■ Challenge: Below are records to transcribe exactly, without their pictures.

■ Records excerpted from a collection:
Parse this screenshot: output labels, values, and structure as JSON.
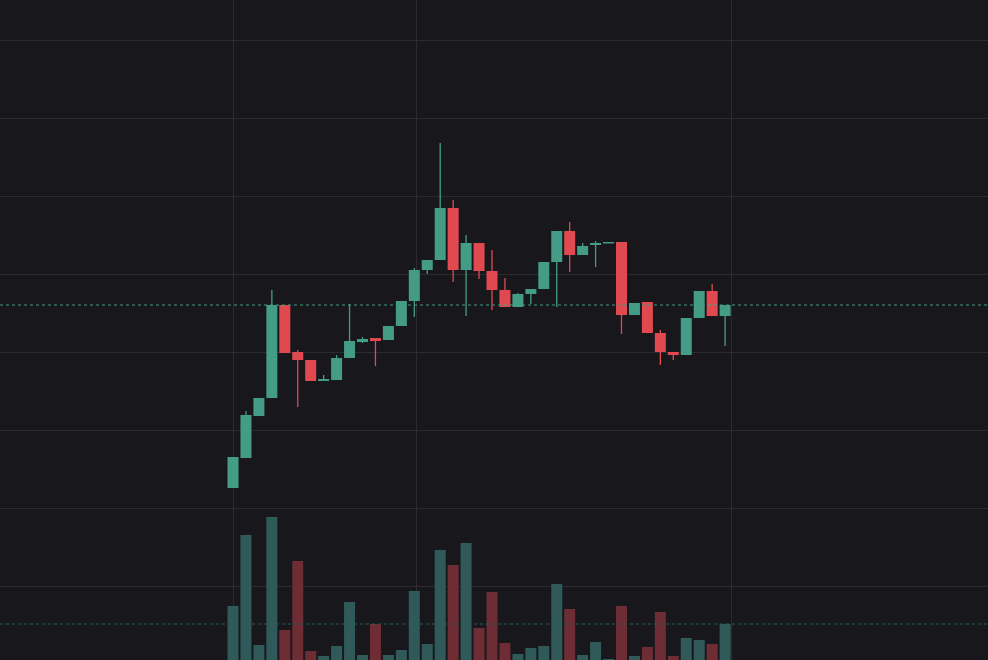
{
  "chart_data": {
    "type": "candlestick",
    "open": [
      172,
      202,
      244,
      262,
      355,
      308,
      300,
      279,
      280,
      302,
      318,
      322,
      320,
      334,
      359,
      390,
      400,
      452,
      390,
      417,
      389,
      370,
      353,
      366,
      371,
      398,
      429,
      405,
      415,
      417,
      418,
      345,
      358,
      327,
      308,
      305,
      342,
      369,
      344
    ],
    "high": [
      203,
      249,
      262,
      370,
      355,
      310,
      300,
      285,
      305,
      356,
      323,
      322,
      334,
      359,
      392,
      400,
      517,
      460,
      425,
      417,
      410,
      382,
      367,
      371,
      398,
      429,
      438,
      417,
      419,
      418,
      418,
      357,
      358,
      330,
      308,
      342,
      369,
      376,
      355
    ],
    "low": [
      172,
      202,
      244,
      262,
      307,
      253,
      279,
      279,
      280,
      302,
      317,
      294,
      320,
      334,
      343,
      386,
      400,
      378,
      344,
      381,
      350,
      353,
      353,
      356,
      371,
      353,
      388,
      405,
      393,
      417,
      326,
      345,
      327,
      295,
      300,
      305,
      342,
      344,
      314
    ],
    "close": [
      203,
      245,
      262,
      355,
      307,
      300,
      279,
      281,
      302,
      319,
      321,
      319,
      334,
      359,
      390,
      400,
      452,
      390,
      417,
      389,
      370,
      353,
      366,
      371,
      398,
      429,
      405,
      414,
      417,
      418,
      345,
      357,
      327,
      308,
      305,
      342,
      369,
      344,
      355
    ],
    "volume": [
      54,
      125,
      15,
      143,
      30,
      99,
      9,
      4,
      14,
      58,
      5,
      36,
      5,
      10,
      69,
      16,
      110,
      95,
      117,
      32,
      68,
      17,
      6,
      12,
      14,
      76,
      51,
      5,
      18,
      1,
      54,
      4,
      13,
      48,
      4,
      22,
      20,
      16,
      36
    ],
    "ylim": [
      0,
      660
    ],
    "yticks": [
      74,
      152,
      230,
      308,
      386,
      464,
      542,
      620
    ],
    "y2lim": [
      0,
      660
    ],
    "grid": true,
    "up_color": "#459c86",
    "down_color": "#e0494f",
    "volume_up_color": "#2f5a59",
    "volume_down_color": "#6e2c35"
  }
}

■ Finished answer:
Parse this screenshot: output labels, values, and structure as JSON.
{
  "chart_data": {
    "type": "candlestick",
    "open": [
      172,
      202,
      244,
      262,
      355,
      308,
      300,
      279,
      280,
      302,
      318,
      322,
      320,
      334,
      359,
      390,
      400,
      452,
      390,
      417,
      389,
      370,
      353,
      366,
      371,
      398,
      429,
      405,
      415,
      417,
      418,
      345,
      358,
      327,
      308,
      305,
      342,
      369,
      344
    ],
    "high": [
      203,
      249,
      262,
      370,
      355,
      310,
      300,
      285,
      305,
      356,
      323,
      322,
      334,
      359,
      392,
      400,
      517,
      460,
      425,
      417,
      410,
      382,
      367,
      371,
      398,
      429,
      438,
      417,
      419,
      418,
      418,
      357,
      358,
      330,
      308,
      342,
      369,
      376,
      355
    ],
    "low": [
      172,
      202,
      244,
      262,
      307,
      253,
      279,
      279,
      280,
      302,
      317,
      294,
      320,
      334,
      343,
      386,
      400,
      378,
      344,
      381,
      350,
      353,
      353,
      356,
      371,
      353,
      388,
      405,
      393,
      417,
      326,
      345,
      327,
      295,
      300,
      305,
      342,
      344,
      314
    ],
    "close": [
      203,
      245,
      262,
      355,
      307,
      300,
      279,
      281,
      302,
      319,
      321,
      319,
      334,
      359,
      390,
      400,
      452,
      390,
      417,
      389,
      370,
      353,
      366,
      371,
      398,
      429,
      405,
      414,
      417,
      418,
      345,
      357,
      327,
      308,
      305,
      342,
      369,
      344,
      355
    ],
    "volume": [
      54,
      125,
      15,
      143,
      30,
      99,
      9,
      4,
      14,
      58,
      5,
      36,
      5,
      10,
      69,
      16,
      110,
      95,
      117,
      32,
      68,
      17,
      6,
      12,
      14,
      76,
      51,
      5,
      18,
      1,
      54,
      4,
      13,
      48,
      4,
      22,
      20,
      16,
      36
    ],
    "ylim": [
      0,
      660
    ],
    "yticks": [
      74,
      152,
      230,
      308,
      386,
      464,
      542,
      620
    ],
    "y2lim": [
      0,
      660
    ],
    "grid": true,
    "up_color": "#459c86",
    "down_color": "#e0494f",
    "volume_up_color": "#2f5a59",
    "volume_down_color": "#6e2c35"
  }
}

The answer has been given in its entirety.